**Task inputs:**
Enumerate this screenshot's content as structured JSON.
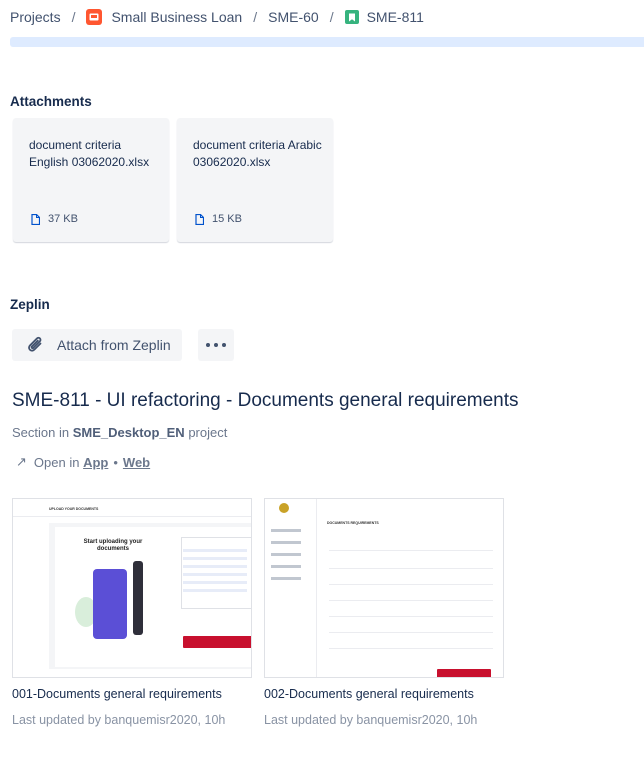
{
  "breadcrumb": {
    "root": "Projects",
    "project": "Small Business Loan",
    "parent": "SME-60",
    "issue": "SME-811"
  },
  "attachments": {
    "heading": "Attachments",
    "files": [
      {
        "name": "document criteria English 03062020.xlsx",
        "size": "37 KB"
      },
      {
        "name": "document criteria Arabic 03062020.xlsx",
        "size": "15 KB"
      }
    ]
  },
  "zeplin": {
    "heading": "Zeplin",
    "attach_label": "Attach from Zeplin",
    "title": "SME-811 - UI refactoring - Documents general requirements",
    "section_prefix": "Section in",
    "section_name": "SME_Desktop_EN",
    "section_suffix": "project",
    "open_in": "Open in",
    "open_app": "App",
    "open_web": "Web",
    "screens": [
      {
        "caption": "001-Documents general requirements",
        "meta": "Last updated by banquemisr2020, 10h"
      },
      {
        "caption": "002-Documents general requirements",
        "meta": "Last updated by banquemisr2020, 10h"
      }
    ]
  },
  "thumb1": {
    "header": "UPLOAD YOUR DOCUMENTS",
    "start": "Start uploading your documents"
  },
  "thumb2": {
    "title": "DOCUMENTS REQUIREMENTS"
  },
  "colors": {
    "project_icon": "#ff5630",
    "story_icon": "#36b37e",
    "progress_bar": "#deebff",
    "brand_red": "#c8102e"
  }
}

**Direction:**
Repeat the material above word for word, please, apart from its images.

**Exercise output:**
Enumerate this screenshot's content as structured JSON.
{
  "breadcrumb": {
    "root": "Projects",
    "project": "Small Business Loan",
    "parent": "SME-60",
    "issue": "SME-811"
  },
  "attachments": {
    "heading": "Attachments",
    "files": [
      {
        "name": "document criteria English 03062020.xlsx",
        "size": "37 KB"
      },
      {
        "name": "document criteria Arabic 03062020.xlsx",
        "size": "15 KB"
      }
    ]
  },
  "zeplin": {
    "heading": "Zeplin",
    "attach_label": "Attach from Zeplin",
    "title": "SME-811 - UI refactoring - Documents general requirements",
    "section_prefix": "Section in",
    "section_name": "SME_Desktop_EN",
    "section_suffix": "project",
    "open_in": "Open in",
    "open_app": "App",
    "open_web": "Web",
    "screens": [
      {
        "caption": "001-Documents general requirements",
        "meta": "Last updated by banquemisr2020, 10h"
      },
      {
        "caption": "002-Documents general requirements",
        "meta": "Last updated by banquemisr2020, 10h"
      }
    ]
  },
  "thumb1": {
    "header": "UPLOAD YOUR DOCUMENTS",
    "start": "Start uploading your documents"
  },
  "thumb2": {
    "title": "DOCUMENTS REQUIREMENTS"
  },
  "colors": {
    "project_icon": "#ff5630",
    "story_icon": "#36b37e",
    "progress_bar": "#deebff",
    "brand_red": "#c8102e"
  }
}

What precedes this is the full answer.